The request:
Give back the whole listing exactly as shown.

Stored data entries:
***
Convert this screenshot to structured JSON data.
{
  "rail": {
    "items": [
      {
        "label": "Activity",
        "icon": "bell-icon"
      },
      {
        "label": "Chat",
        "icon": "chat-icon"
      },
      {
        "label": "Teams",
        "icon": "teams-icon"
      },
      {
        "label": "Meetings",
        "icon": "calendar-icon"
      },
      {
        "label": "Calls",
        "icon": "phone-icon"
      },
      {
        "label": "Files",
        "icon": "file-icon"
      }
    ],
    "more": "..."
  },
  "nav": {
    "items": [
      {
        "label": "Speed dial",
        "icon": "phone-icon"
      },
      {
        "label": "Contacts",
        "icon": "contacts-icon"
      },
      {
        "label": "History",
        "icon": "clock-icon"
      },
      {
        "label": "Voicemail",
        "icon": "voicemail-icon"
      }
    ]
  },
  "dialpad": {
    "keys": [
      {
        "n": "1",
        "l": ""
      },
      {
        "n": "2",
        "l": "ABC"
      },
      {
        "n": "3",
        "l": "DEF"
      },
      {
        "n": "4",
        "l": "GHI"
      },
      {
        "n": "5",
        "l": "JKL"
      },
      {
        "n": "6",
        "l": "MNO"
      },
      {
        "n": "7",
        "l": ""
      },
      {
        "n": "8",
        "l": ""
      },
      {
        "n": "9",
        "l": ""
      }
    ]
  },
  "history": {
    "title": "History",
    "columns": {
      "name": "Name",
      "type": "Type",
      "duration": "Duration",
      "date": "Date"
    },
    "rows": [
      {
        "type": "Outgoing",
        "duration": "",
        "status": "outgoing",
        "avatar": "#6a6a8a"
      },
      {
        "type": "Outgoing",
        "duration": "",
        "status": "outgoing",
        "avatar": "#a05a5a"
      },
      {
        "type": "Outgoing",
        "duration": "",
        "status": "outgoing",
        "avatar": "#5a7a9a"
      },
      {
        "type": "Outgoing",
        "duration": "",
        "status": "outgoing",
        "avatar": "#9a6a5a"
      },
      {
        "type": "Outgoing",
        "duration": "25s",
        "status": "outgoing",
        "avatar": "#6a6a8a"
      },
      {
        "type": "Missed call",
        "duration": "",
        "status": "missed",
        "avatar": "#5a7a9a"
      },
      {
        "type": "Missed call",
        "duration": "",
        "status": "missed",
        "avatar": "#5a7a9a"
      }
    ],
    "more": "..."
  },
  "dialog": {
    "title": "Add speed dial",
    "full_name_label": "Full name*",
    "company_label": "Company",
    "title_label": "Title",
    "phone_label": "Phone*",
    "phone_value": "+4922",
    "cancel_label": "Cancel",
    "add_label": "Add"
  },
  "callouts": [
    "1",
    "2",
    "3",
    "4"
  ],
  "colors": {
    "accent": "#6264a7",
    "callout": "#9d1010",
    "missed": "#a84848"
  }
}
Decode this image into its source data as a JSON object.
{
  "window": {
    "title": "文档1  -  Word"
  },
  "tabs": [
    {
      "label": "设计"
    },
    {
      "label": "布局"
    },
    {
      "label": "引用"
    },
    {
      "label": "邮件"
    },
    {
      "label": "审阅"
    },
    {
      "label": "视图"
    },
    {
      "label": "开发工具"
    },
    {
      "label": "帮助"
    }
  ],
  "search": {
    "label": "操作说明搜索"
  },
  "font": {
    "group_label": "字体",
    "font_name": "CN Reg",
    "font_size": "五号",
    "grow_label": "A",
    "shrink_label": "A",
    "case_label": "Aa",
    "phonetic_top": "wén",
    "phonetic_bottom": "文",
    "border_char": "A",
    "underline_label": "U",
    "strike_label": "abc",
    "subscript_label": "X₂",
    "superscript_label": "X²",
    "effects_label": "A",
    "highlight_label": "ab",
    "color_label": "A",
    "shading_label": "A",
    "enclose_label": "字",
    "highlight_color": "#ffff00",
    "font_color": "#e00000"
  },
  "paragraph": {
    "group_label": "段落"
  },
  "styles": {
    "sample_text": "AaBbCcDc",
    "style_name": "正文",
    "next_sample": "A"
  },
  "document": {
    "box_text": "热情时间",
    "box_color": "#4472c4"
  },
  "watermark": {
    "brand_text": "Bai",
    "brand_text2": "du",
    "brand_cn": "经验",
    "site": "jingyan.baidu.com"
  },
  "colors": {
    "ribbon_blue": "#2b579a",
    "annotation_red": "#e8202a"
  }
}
***
Complete output:
Convert this screenshot to structured JSON data.
{
  "rail": {
    "items": [
      {
        "label": "Activity",
        "icon": "bell-icon"
      },
      {
        "label": "Chat",
        "icon": "chat-icon"
      },
      {
        "label": "Teams",
        "icon": "teams-icon"
      },
      {
        "label": "Meetings",
        "icon": "calendar-icon"
      },
      {
        "label": "Calls",
        "icon": "phone-icon"
      },
      {
        "label": "Files",
        "icon": "file-icon"
      }
    ],
    "more": "..."
  },
  "nav": {
    "items": [
      {
        "label": "Speed dial",
        "icon": "phone-icon"
      },
      {
        "label": "Contacts",
        "icon": "contacts-icon"
      },
      {
        "label": "History",
        "icon": "clock-icon"
      },
      {
        "label": "Voicemail",
        "icon": "voicemail-icon"
      }
    ]
  },
  "dialpad": {
    "keys": [
      {
        "n": "1",
        "l": ""
      },
      {
        "n": "2",
        "l": "ABC"
      },
      {
        "n": "3",
        "l": "DEF"
      },
      {
        "n": "4",
        "l": "GHI"
      },
      {
        "n": "5",
        "l": "JKL"
      },
      {
        "n": "6",
        "l": "MNO"
      },
      {
        "n": "7",
        "l": ""
      },
      {
        "n": "8",
        "l": ""
      },
      {
        "n": "9",
        "l": ""
      }
    ]
  },
  "history": {
    "title": "History",
    "columns": {
      "name": "Name",
      "type": "Type",
      "duration": "Duration",
      "date": "Date"
    },
    "rows": [
      {
        "type": "Outgoing",
        "duration": "",
        "status": "outgoing",
        "avatar": "#6a6a8a"
      },
      {
        "type": "Outgoing",
        "duration": "",
        "status": "outgoing",
        "avatar": "#a05a5a"
      },
      {
        "type": "Outgoing",
        "duration": "",
        "status": "outgoing",
        "avatar": "#5a7a9a"
      },
      {
        "type": "Outgoing",
        "duration": "",
        "status": "outgoing",
        "avatar": "#9a6a5a"
      },
      {
        "type": "Outgoing",
        "duration": "25s",
        "status": "outgoing",
        "avatar": "#6a6a8a"
      },
      {
        "type": "Missed call",
        "duration": "",
        "status": "missed",
        "avatar": "#5a7a9a"
      },
      {
        "type": "Missed call",
        "duration": "",
        "status": "missed",
        "avatar": "#5a7a9a"
      }
    ],
    "more": "..."
  },
  "dialog": {
    "title": "Add speed dial",
    "full_name_label": "Full name*",
    "company_label": "Company",
    "title_label": "Title",
    "phone_label": "Phone*",
    "phone_value": "+4922",
    "cancel_label": "Cancel",
    "add_label": "Add"
  },
  "callouts": [
    "1",
    "2",
    "3",
    "4"
  ],
  "colors": {
    "accent": "#6264a7",
    "callout": "#9d1010",
    "missed": "#a84848"
  }
}
Decode this image into its source data as a JSON object.
{
  "window": {
    "title": "文档1  -  Word"
  },
  "tabs": [
    {
      "label": "设计"
    },
    {
      "label": "布局"
    },
    {
      "label": "引用"
    },
    {
      "label": "邮件"
    },
    {
      "label": "审阅"
    },
    {
      "label": "视图"
    },
    {
      "label": "开发工具"
    },
    {
      "label": "帮助"
    }
  ],
  "search": {
    "label": "操作说明搜索"
  },
  "font": {
    "group_label": "字体",
    "font_name": "CN Reg",
    "font_size": "五号",
    "grow_label": "A",
    "shrink_label": "A",
    "case_label": "Aa",
    "phonetic_top": "wén",
    "phonetic_bottom": "文",
    "border_char": "A",
    "underline_label": "U",
    "strike_label": "abc",
    "subscript_label": "X₂",
    "superscript_label": "X²",
    "effects_label": "A",
    "highlight_label": "ab",
    "color_label": "A",
    "shading_label": "A",
    "enclose_label": "字",
    "highlight_color": "#ffff00",
    "font_color": "#e00000"
  },
  "paragraph": {
    "group_label": "段落"
  },
  "styles": {
    "sample_text": "AaBbCcDc",
    "style_name": "正文",
    "next_sample": "A"
  },
  "document": {
    "box_text": "热情时间",
    "box_color": "#4472c4"
  },
  "watermark": {
    "brand_text": "Bai",
    "brand_text2": "du",
    "brand_cn": "经验",
    "site": "jingyan.baidu.com"
  },
  "colors": {
    "ribbon_blue": "#2b579a",
    "annotation_red": "#e8202a"
  }
}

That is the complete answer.